Saved entries
★ ★ ★ ★
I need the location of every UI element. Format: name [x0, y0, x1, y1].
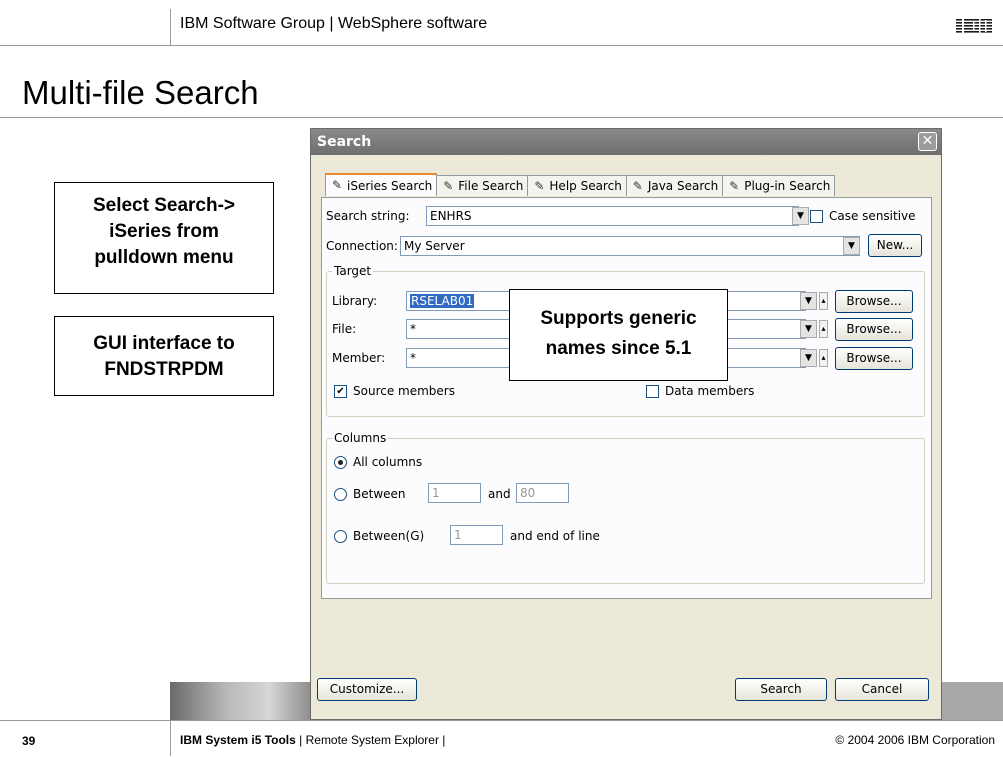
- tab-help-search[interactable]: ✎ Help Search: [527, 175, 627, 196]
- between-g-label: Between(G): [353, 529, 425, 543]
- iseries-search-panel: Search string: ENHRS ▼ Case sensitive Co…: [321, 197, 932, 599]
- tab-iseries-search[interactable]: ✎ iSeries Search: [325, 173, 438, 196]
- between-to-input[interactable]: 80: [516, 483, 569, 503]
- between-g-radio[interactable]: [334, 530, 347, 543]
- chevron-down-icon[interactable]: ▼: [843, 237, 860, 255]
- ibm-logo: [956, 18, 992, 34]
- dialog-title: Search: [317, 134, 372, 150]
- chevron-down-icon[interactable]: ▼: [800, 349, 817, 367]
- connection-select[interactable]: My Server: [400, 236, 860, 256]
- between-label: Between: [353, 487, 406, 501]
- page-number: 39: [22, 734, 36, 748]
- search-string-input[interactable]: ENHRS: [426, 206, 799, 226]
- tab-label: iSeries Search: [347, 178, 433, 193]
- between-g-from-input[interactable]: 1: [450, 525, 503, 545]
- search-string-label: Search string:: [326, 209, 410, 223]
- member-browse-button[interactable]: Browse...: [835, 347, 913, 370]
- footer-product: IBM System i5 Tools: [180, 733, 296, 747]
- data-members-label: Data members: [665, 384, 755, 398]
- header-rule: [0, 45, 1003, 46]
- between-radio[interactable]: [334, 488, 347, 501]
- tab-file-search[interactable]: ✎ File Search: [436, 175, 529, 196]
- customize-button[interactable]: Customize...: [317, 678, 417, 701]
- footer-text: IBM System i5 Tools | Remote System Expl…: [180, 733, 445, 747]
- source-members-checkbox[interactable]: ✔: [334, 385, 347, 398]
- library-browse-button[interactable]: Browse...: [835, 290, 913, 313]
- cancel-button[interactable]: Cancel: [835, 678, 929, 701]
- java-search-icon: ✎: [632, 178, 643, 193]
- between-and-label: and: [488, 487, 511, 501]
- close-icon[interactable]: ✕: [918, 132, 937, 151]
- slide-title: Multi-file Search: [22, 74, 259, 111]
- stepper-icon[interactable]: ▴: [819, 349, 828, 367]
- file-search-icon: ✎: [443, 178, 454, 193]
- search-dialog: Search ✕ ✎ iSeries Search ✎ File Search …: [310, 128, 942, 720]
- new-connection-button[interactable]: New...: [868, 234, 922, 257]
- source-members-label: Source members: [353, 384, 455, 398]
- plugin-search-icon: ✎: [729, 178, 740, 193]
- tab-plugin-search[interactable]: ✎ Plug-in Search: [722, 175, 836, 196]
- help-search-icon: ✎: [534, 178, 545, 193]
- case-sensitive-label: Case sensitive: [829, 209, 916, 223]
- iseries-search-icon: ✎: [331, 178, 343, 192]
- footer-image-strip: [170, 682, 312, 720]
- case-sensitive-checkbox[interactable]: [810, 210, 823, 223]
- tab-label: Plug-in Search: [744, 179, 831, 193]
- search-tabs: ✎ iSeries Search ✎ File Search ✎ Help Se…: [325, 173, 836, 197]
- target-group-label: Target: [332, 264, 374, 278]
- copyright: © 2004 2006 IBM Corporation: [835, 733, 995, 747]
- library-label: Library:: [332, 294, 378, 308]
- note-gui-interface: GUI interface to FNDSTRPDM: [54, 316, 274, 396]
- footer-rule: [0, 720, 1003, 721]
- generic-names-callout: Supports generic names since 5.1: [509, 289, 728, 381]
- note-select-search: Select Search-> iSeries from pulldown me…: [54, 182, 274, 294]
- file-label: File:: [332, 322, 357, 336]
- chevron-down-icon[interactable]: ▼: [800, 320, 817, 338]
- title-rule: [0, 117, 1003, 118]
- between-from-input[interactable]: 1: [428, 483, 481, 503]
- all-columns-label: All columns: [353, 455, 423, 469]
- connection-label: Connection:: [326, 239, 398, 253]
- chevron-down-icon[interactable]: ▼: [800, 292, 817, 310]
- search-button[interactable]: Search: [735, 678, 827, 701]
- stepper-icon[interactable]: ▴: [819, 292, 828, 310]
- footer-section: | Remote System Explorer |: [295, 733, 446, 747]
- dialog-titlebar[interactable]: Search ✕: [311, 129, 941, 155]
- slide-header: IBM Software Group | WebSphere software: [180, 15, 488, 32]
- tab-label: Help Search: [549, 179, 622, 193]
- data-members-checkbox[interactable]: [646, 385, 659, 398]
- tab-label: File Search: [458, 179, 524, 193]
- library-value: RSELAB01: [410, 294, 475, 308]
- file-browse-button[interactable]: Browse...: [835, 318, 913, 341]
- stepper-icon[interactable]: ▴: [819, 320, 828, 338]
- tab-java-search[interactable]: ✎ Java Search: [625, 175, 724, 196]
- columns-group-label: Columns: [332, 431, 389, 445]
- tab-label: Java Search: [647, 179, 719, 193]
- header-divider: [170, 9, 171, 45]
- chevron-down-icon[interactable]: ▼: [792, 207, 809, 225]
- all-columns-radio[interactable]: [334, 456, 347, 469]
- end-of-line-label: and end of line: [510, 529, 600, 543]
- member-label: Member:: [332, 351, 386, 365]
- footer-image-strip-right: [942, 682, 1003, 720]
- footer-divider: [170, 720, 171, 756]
★ ★ ★ ★
Your goal
Select every line of the records that contains the string "data", treating uppercase and lowercase letters as different.

Exercise output
- data-members-label: Data members: [665, 384, 755, 398]
- data-members-checkbox[interactable]: [646, 385, 659, 398]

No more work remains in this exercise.